What is required:
Of the lines listed below, how many contain the string "TradingView"? Answer with the number alone.

Records shown:
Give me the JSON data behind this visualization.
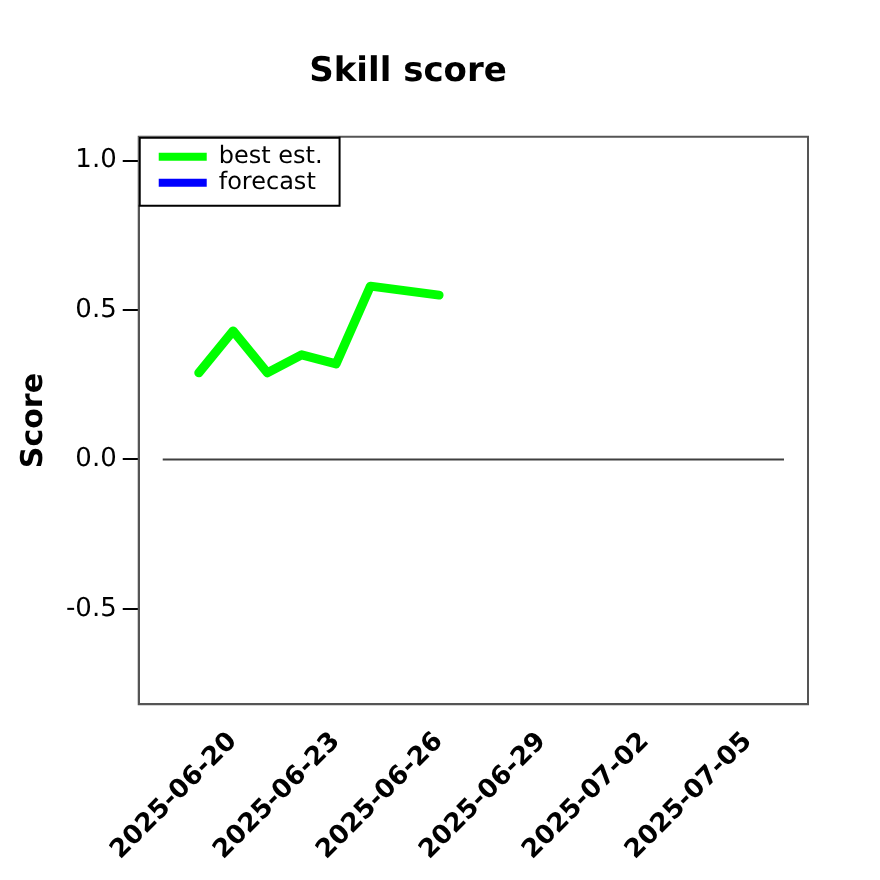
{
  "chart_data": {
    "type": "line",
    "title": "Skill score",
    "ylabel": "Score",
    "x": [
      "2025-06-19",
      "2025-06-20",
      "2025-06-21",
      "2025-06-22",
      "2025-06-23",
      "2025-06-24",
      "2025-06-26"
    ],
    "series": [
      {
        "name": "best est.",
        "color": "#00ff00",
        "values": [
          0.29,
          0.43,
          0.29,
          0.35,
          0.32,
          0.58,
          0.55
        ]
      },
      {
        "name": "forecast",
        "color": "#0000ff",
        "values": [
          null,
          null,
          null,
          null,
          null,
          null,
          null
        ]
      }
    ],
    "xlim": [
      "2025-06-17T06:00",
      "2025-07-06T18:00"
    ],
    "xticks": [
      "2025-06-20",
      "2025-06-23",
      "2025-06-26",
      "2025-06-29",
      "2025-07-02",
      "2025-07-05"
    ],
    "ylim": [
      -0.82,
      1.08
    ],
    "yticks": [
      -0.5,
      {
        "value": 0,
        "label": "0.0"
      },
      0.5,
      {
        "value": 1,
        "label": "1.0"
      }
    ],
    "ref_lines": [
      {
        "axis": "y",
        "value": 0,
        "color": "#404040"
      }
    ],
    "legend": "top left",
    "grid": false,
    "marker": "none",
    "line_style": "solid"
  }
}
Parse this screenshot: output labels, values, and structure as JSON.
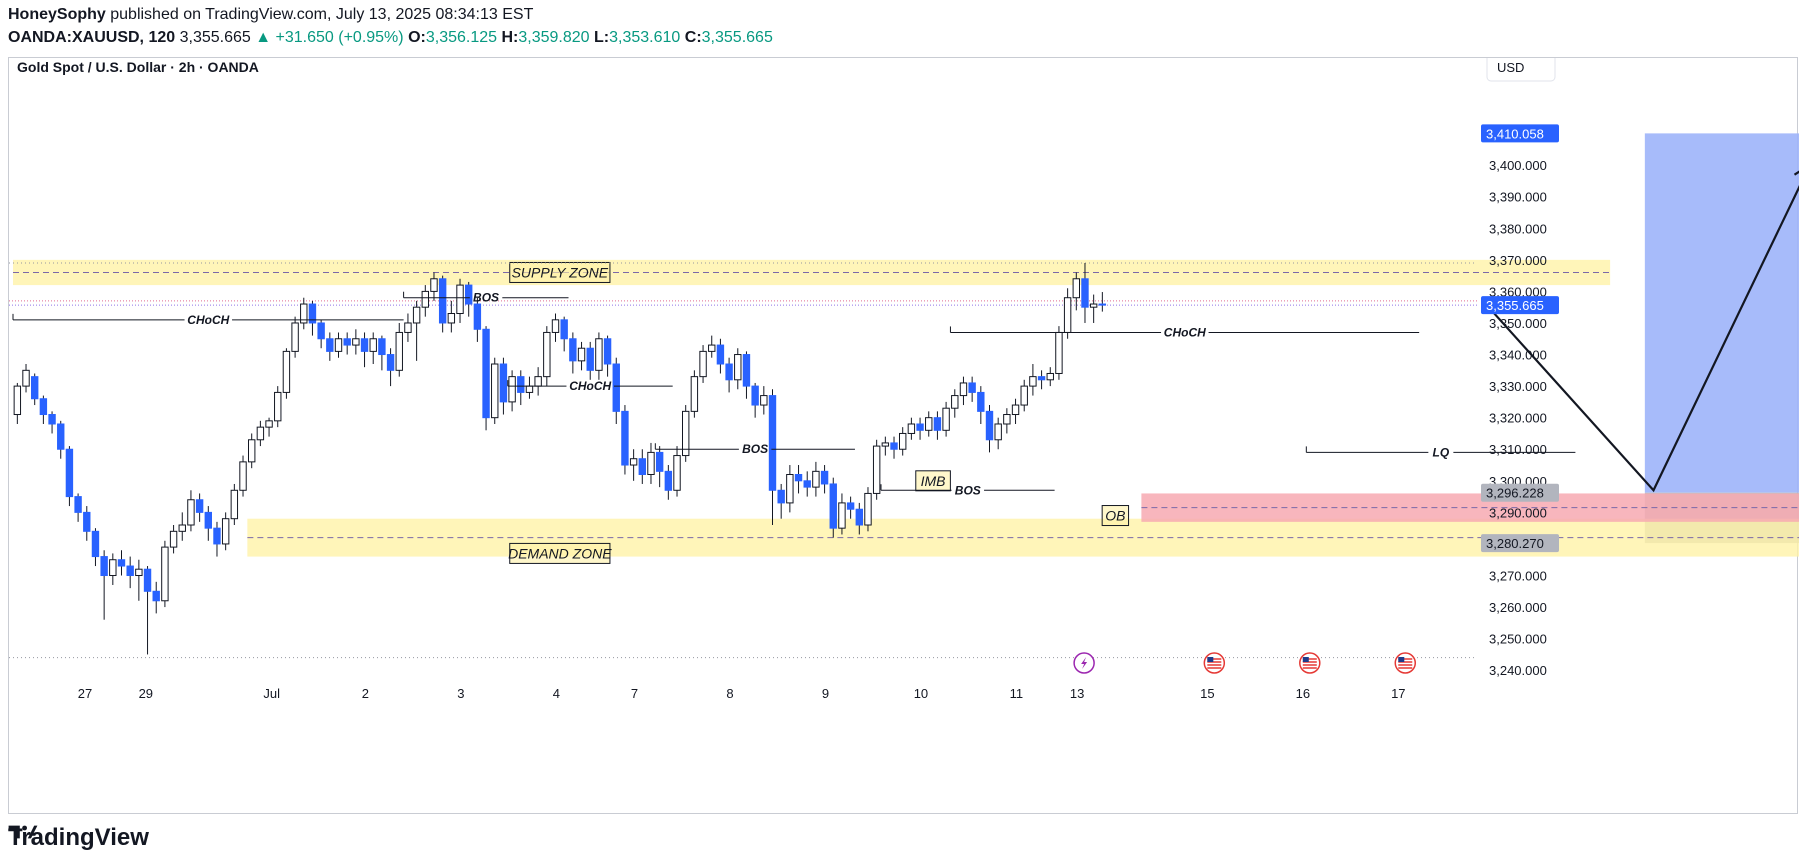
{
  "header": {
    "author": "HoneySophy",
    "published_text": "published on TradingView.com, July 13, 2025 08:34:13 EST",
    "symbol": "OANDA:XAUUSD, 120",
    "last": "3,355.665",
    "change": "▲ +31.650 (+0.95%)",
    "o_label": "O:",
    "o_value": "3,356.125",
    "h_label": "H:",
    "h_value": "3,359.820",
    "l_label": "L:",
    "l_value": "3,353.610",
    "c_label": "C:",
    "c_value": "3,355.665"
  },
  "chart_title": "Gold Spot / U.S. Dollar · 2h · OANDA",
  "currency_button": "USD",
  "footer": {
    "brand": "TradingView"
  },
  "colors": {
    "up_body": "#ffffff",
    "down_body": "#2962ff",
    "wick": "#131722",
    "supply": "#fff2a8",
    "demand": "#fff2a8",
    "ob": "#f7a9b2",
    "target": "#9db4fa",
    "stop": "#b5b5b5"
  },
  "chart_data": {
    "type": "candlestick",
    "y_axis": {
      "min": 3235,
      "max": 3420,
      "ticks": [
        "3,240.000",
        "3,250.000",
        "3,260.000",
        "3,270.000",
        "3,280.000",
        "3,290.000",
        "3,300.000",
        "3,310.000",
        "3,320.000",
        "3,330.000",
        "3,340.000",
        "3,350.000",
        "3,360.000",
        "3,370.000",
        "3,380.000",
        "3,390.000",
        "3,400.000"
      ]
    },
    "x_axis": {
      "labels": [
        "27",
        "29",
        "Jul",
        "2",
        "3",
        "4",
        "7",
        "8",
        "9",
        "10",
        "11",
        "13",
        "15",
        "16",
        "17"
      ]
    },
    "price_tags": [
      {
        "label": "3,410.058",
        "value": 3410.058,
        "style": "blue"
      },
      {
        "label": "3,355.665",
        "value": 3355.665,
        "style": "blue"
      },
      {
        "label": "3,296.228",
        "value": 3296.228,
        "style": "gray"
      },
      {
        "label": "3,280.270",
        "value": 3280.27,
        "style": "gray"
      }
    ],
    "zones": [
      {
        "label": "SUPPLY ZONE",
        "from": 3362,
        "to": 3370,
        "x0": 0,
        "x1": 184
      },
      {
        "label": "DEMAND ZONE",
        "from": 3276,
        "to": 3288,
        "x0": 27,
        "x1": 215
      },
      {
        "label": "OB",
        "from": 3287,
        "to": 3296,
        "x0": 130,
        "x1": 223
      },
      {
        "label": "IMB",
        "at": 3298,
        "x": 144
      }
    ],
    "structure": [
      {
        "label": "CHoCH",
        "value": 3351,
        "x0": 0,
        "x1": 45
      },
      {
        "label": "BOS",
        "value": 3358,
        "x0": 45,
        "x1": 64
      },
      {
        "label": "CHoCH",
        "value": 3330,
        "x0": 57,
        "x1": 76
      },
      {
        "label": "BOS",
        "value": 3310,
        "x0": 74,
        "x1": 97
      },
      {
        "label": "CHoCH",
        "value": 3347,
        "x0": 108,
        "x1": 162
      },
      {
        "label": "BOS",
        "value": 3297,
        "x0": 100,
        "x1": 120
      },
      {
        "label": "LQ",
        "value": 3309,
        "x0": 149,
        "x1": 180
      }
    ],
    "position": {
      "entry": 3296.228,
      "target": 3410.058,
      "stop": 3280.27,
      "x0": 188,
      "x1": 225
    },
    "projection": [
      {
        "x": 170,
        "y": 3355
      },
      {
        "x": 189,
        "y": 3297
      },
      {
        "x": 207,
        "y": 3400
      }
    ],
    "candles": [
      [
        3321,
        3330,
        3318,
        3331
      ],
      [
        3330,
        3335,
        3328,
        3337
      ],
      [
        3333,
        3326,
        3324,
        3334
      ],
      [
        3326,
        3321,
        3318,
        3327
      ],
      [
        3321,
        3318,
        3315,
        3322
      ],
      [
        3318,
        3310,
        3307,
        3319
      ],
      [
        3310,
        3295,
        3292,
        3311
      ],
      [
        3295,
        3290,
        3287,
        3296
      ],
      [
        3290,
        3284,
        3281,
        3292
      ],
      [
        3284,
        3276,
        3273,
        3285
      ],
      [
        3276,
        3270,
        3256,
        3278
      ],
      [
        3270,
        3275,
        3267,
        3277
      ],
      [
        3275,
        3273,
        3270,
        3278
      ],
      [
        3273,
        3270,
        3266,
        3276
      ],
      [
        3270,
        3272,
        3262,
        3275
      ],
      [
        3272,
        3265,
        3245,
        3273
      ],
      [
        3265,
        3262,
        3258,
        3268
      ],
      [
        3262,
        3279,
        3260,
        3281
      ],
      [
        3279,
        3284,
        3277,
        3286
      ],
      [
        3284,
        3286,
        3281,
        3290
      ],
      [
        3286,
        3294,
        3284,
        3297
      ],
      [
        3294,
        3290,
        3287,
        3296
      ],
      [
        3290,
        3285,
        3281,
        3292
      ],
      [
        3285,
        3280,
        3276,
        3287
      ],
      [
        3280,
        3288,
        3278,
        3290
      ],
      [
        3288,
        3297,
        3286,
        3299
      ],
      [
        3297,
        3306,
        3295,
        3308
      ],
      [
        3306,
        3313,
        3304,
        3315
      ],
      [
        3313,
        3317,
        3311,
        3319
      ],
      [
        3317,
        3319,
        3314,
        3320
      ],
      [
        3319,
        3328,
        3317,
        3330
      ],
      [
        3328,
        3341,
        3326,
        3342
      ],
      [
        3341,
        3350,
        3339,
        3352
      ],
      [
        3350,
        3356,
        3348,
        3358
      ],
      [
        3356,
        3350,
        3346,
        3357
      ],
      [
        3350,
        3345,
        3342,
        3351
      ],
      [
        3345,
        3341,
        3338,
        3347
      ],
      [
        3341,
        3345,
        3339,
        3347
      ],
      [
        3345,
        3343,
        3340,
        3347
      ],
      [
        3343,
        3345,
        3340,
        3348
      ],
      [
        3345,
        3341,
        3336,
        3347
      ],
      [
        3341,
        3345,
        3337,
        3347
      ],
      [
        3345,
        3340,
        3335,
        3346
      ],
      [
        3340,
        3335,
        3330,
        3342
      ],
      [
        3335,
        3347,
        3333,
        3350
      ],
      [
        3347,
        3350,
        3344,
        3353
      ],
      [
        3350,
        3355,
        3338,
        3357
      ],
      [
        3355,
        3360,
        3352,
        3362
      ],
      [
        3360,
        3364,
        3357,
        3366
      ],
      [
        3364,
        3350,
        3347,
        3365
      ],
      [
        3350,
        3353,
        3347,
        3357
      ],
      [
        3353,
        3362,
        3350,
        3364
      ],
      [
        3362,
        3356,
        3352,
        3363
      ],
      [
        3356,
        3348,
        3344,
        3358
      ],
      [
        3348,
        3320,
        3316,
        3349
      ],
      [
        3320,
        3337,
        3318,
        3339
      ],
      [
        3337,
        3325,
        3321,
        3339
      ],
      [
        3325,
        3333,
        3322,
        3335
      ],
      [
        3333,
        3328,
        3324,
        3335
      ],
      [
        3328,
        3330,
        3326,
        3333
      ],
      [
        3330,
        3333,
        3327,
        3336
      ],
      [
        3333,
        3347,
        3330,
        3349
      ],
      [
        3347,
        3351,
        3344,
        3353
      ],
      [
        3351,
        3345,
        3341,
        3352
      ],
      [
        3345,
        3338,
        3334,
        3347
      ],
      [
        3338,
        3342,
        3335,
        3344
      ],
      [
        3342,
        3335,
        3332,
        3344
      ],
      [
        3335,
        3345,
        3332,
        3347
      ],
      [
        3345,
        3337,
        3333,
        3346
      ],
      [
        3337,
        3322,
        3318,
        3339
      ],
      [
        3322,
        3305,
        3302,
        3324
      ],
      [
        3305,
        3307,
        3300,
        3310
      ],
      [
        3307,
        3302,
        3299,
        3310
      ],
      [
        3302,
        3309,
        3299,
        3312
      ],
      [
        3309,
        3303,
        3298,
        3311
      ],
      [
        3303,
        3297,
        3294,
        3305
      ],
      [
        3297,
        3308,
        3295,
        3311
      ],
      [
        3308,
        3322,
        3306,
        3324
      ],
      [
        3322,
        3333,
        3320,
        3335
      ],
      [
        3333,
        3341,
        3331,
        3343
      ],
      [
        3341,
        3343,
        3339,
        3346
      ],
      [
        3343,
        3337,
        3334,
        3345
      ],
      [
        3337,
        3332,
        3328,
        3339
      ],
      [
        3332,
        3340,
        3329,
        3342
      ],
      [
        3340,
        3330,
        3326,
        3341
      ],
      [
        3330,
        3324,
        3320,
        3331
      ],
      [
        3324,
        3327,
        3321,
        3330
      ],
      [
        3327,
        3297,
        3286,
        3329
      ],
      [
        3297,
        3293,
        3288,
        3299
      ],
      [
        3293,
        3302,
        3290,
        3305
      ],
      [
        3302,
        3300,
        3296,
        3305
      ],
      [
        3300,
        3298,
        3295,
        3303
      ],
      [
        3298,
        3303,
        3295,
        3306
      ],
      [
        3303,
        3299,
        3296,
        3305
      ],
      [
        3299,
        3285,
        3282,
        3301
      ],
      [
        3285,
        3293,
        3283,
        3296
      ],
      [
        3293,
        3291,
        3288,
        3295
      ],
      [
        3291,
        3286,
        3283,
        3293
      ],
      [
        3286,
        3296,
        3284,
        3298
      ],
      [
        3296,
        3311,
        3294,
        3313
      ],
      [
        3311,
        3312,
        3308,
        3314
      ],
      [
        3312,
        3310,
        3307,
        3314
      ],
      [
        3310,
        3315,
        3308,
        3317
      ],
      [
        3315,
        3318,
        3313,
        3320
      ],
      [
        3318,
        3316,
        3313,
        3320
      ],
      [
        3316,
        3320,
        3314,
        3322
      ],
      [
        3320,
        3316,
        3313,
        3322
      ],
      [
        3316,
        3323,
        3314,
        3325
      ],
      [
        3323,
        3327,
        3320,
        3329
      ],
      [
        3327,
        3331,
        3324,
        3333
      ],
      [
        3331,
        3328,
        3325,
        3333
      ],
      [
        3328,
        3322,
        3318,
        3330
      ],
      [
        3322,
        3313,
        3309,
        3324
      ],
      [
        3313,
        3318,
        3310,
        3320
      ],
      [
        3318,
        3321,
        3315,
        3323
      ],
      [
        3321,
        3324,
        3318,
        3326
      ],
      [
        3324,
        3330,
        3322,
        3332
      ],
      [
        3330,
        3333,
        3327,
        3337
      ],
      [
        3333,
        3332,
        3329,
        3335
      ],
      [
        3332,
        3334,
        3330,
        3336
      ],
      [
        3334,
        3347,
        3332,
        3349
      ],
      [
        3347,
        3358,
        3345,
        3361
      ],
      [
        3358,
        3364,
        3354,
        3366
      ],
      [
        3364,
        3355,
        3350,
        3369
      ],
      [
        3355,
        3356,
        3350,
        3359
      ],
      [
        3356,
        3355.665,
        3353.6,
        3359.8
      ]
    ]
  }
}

* * *

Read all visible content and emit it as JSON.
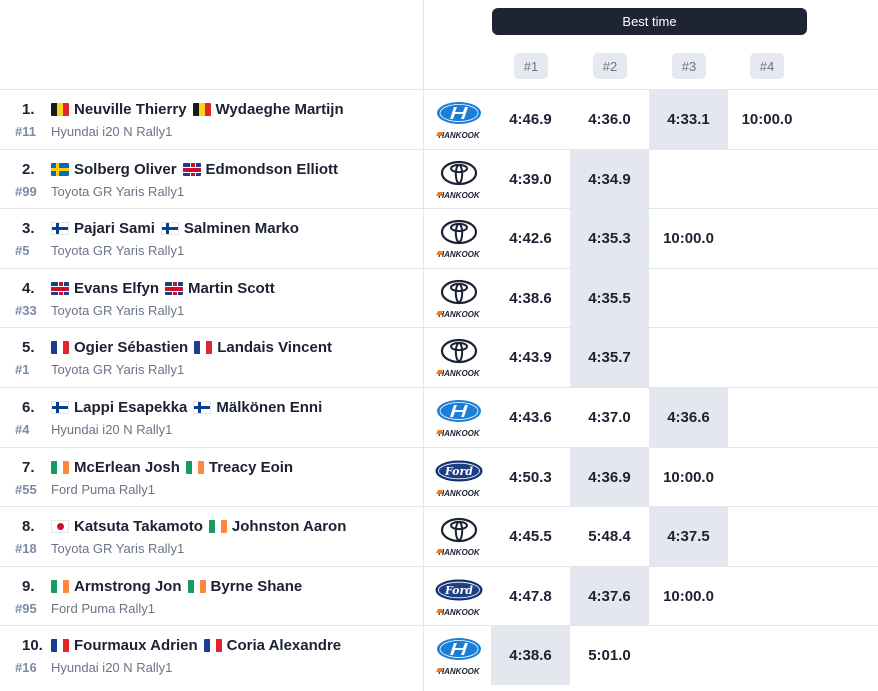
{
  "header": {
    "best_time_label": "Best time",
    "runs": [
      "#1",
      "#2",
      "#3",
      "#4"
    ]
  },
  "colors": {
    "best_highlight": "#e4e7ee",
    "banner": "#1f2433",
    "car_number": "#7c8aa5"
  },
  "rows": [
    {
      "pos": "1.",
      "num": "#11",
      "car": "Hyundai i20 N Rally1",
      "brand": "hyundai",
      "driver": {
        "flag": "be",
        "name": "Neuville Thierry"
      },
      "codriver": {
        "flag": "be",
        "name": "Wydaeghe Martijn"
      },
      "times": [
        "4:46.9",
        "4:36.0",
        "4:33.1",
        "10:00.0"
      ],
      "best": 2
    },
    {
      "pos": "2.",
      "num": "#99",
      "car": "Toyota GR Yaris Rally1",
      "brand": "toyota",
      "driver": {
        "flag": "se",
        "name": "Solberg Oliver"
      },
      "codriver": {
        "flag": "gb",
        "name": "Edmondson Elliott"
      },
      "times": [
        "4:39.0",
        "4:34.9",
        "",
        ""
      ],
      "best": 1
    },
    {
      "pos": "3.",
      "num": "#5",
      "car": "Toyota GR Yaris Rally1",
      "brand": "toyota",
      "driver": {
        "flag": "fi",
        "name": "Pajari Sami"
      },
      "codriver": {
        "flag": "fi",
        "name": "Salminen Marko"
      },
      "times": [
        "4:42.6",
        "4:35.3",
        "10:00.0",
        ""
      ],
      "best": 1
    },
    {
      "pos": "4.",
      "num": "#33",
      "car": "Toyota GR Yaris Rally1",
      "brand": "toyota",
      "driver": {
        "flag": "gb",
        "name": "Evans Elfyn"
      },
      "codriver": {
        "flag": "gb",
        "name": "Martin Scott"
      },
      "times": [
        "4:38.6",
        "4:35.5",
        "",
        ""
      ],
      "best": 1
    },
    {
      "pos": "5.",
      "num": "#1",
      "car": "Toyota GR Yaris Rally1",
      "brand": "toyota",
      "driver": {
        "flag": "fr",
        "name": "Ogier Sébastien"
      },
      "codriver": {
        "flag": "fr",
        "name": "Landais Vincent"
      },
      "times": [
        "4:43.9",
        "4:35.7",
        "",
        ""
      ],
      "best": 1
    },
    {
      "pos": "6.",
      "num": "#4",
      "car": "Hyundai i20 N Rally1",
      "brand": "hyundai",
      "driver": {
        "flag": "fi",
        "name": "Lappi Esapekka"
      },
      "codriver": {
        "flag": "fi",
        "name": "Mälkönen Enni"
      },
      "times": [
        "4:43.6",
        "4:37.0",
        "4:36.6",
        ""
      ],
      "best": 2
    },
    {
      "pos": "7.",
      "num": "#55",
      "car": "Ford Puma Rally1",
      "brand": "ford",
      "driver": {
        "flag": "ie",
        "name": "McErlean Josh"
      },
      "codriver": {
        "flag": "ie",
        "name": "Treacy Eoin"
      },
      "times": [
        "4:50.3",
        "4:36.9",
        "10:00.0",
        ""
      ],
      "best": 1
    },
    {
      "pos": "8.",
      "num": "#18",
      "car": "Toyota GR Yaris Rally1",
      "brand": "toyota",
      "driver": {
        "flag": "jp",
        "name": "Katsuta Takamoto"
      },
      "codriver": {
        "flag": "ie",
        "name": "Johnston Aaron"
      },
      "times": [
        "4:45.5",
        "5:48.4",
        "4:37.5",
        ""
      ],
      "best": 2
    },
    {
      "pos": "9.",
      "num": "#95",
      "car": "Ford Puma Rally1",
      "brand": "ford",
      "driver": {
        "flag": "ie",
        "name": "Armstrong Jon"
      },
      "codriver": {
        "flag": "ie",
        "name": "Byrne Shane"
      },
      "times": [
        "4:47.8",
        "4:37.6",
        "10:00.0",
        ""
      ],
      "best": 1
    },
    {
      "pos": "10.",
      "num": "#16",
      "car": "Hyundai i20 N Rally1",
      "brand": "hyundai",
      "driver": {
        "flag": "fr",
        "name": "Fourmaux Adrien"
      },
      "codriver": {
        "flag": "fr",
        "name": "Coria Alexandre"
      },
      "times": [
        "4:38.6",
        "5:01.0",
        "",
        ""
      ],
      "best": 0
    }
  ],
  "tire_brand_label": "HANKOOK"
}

Answer to this task:
2